#### DATASET RECORDS:
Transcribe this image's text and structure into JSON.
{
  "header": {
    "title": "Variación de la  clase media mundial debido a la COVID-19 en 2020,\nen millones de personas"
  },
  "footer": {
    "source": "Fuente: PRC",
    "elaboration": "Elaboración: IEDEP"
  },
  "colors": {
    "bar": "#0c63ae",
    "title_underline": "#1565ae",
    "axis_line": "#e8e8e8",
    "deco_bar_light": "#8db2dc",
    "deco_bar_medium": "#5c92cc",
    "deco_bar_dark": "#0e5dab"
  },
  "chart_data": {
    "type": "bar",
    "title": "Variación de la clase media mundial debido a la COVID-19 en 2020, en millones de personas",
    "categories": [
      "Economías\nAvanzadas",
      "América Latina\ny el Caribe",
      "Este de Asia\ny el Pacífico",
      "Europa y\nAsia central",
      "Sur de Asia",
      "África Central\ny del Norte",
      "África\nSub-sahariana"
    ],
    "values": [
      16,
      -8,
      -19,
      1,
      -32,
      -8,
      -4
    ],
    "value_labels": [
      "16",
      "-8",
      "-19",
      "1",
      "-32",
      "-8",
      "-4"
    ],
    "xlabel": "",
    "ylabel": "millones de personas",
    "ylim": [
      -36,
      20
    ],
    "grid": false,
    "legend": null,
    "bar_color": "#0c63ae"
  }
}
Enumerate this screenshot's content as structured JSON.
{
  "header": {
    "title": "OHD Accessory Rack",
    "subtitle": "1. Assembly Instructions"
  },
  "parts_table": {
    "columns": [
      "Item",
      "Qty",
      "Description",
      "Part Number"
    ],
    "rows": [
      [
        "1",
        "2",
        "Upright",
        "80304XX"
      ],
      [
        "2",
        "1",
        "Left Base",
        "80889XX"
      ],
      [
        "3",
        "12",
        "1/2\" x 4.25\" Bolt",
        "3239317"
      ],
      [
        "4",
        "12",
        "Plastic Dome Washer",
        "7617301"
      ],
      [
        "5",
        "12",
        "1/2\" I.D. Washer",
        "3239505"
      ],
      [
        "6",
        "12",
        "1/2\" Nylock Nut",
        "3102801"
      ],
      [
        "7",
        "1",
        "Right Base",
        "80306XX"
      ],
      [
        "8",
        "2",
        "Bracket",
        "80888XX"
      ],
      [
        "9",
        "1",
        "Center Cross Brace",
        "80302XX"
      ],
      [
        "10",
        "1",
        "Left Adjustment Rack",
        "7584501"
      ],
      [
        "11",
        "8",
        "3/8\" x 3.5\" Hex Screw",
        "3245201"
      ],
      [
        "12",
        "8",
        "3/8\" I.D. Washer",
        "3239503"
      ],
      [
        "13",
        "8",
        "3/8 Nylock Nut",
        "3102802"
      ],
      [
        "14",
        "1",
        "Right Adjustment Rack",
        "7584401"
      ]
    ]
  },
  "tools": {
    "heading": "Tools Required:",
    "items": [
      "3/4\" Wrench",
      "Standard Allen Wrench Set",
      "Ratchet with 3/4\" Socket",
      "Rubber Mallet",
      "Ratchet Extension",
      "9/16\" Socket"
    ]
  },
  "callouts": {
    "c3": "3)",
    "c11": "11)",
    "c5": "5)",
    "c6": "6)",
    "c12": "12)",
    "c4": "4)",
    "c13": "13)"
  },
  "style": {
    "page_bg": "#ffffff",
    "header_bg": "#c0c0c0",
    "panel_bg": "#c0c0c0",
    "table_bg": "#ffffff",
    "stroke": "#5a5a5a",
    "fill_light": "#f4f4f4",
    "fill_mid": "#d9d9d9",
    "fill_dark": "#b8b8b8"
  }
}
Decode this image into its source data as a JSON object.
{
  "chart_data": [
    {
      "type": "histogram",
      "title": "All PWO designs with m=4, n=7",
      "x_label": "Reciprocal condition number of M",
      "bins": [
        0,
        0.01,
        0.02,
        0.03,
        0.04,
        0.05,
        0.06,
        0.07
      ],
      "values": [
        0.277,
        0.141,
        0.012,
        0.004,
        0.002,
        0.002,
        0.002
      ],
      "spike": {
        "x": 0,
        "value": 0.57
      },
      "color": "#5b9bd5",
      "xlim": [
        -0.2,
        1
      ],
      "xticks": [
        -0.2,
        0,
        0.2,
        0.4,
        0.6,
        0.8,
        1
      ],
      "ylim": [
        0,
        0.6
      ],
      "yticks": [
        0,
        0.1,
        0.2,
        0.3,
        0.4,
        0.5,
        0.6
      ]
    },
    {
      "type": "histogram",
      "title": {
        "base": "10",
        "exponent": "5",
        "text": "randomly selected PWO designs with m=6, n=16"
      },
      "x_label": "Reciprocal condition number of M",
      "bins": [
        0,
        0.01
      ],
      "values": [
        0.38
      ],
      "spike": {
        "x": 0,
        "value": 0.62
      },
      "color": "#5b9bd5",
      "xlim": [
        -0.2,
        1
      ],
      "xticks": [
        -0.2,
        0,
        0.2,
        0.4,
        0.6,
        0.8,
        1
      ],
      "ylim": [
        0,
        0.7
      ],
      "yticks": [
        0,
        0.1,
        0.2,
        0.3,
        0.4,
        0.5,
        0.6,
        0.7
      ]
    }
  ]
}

#### THE REQUEST:
Retype the whole listing above exactly.

#### ANSWER TO THIS TASK:
Transcribe this image's text and structure into JSON.
{
  "header": {
    "title": "Variación de la  clase media mundial debido a la COVID-19 en 2020,\nen millones de personas"
  },
  "footer": {
    "source": "Fuente: PRC",
    "elaboration": "Elaboración: IEDEP"
  },
  "colors": {
    "bar": "#0c63ae",
    "title_underline": "#1565ae",
    "axis_line": "#e8e8e8",
    "deco_bar_light": "#8db2dc",
    "deco_bar_medium": "#5c92cc",
    "deco_bar_dark": "#0e5dab"
  },
  "chart_data": {
    "type": "bar",
    "title": "Variación de la clase media mundial debido a la COVID-19 en 2020, en millones de personas",
    "categories": [
      "Economías\nAvanzadas",
      "América Latina\ny el Caribe",
      "Este de Asia\ny el Pacífico",
      "Europa y\nAsia central",
      "Sur de Asia",
      "África Central\ny del Norte",
      "África\nSub-sahariana"
    ],
    "values": [
      16,
      -8,
      -19,
      1,
      -32,
      -8,
      -4
    ],
    "value_labels": [
      "16",
      "-8",
      "-19",
      "1",
      "-32",
      "-8",
      "-4"
    ],
    "xlabel": "",
    "ylabel": "millones de personas",
    "ylim": [
      -36,
      20
    ],
    "grid": false,
    "legend": null,
    "bar_color": "#0c63ae"
  }
}
Enumerate this screenshot's content as structured JSON.
{
  "header": {
    "title": "OHD Accessory Rack",
    "subtitle": "1. Assembly Instructions"
  },
  "parts_table": {
    "columns": [
      "Item",
      "Qty",
      "Description",
      "Part Number"
    ],
    "rows": [
      [
        "1",
        "2",
        "Upright",
        "80304XX"
      ],
      [
        "2",
        "1",
        "Left Base",
        "80889XX"
      ],
      [
        "3",
        "12",
        "1/2\" x 4.25\" Bolt",
        "3239317"
      ],
      [
        "4",
        "12",
        "Plastic Dome Washer",
        "7617301"
      ],
      [
        "5",
        "12",
        "1/2\" I.D. Washer",
        "3239505"
      ],
      [
        "6",
        "12",
        "1/2\" Nylock Nut",
        "3102801"
      ],
      [
        "7",
        "1",
        "Right Base",
        "80306XX"
      ],
      [
        "8",
        "2",
        "Bracket",
        "80888XX"
      ],
      [
        "9",
        "1",
        "Center Cross Brace",
        "80302XX"
      ],
      [
        "10",
        "1",
        "Left Adjustment Rack",
        "7584501"
      ],
      [
        "11",
        "8",
        "3/8\" x 3.5\" Hex Screw",
        "3245201"
      ],
      [
        "12",
        "8",
        "3/8\" I.D. Washer",
        "3239503"
      ],
      [
        "13",
        "8",
        "3/8 Nylock Nut",
        "3102802"
      ],
      [
        "14",
        "1",
        "Right Adjustment Rack",
        "7584401"
      ]
    ]
  },
  "tools": {
    "heading": "Tools Required:",
    "items": [
      "3/4\" Wrench",
      "Standard Allen Wrench Set",
      "Ratchet with 3/4\" Socket",
      "Rubber Mallet",
      "Ratchet Extension",
      "9/16\" Socket"
    ]
  },
  "callouts": {
    "c3": "3)",
    "c11": "11)",
    "c5": "5)",
    "c6": "6)",
    "c12": "12)",
    "c4": "4)",
    "c13": "13)"
  },
  "style": {
    "page_bg": "#ffffff",
    "header_bg": "#c0c0c0",
    "panel_bg": "#c0c0c0",
    "table_bg": "#ffffff",
    "stroke": "#5a5a5a",
    "fill_light": "#f4f4f4",
    "fill_mid": "#d9d9d9",
    "fill_dark": "#b8b8b8"
  }
}
Decode this image into its source data as a JSON object.
{
  "chart_data": [
    {
      "type": "histogram",
      "title": "All PWO designs with m=4, n=7",
      "x_label": "Reciprocal condition number of M",
      "bins": [
        0,
        0.01,
        0.02,
        0.03,
        0.04,
        0.05,
        0.06,
        0.07
      ],
      "values": [
        0.277,
        0.141,
        0.012,
        0.004,
        0.002,
        0.002,
        0.002
      ],
      "spike": {
        "x": 0,
        "value": 0.57
      },
      "color": "#5b9bd5",
      "xlim": [
        -0.2,
        1
      ],
      "xticks": [
        -0.2,
        0,
        0.2,
        0.4,
        0.6,
        0.8,
        1
      ],
      "ylim": [
        0,
        0.6
      ],
      "yticks": [
        0,
        0.1,
        0.2,
        0.3,
        0.4,
        0.5,
        0.6
      ]
    },
    {
      "type": "histogram",
      "title": {
        "base": "10",
        "exponent": "5",
        "text": "randomly selected PWO designs with m=6, n=16"
      },
      "x_label": "Reciprocal condition number of M",
      "bins": [
        0,
        0.01
      ],
      "values": [
        0.38
      ],
      "spike": {
        "x": 0,
        "value": 0.62
      },
      "color": "#5b9bd5",
      "xlim": [
        -0.2,
        1
      ],
      "xticks": [
        -0.2,
        0,
        0.2,
        0.4,
        0.6,
        0.8,
        1
      ],
      "ylim": [
        0,
        0.7
      ],
      "yticks": [
        0,
        0.1,
        0.2,
        0.3,
        0.4,
        0.5,
        0.6,
        0.7
      ]
    }
  ]
}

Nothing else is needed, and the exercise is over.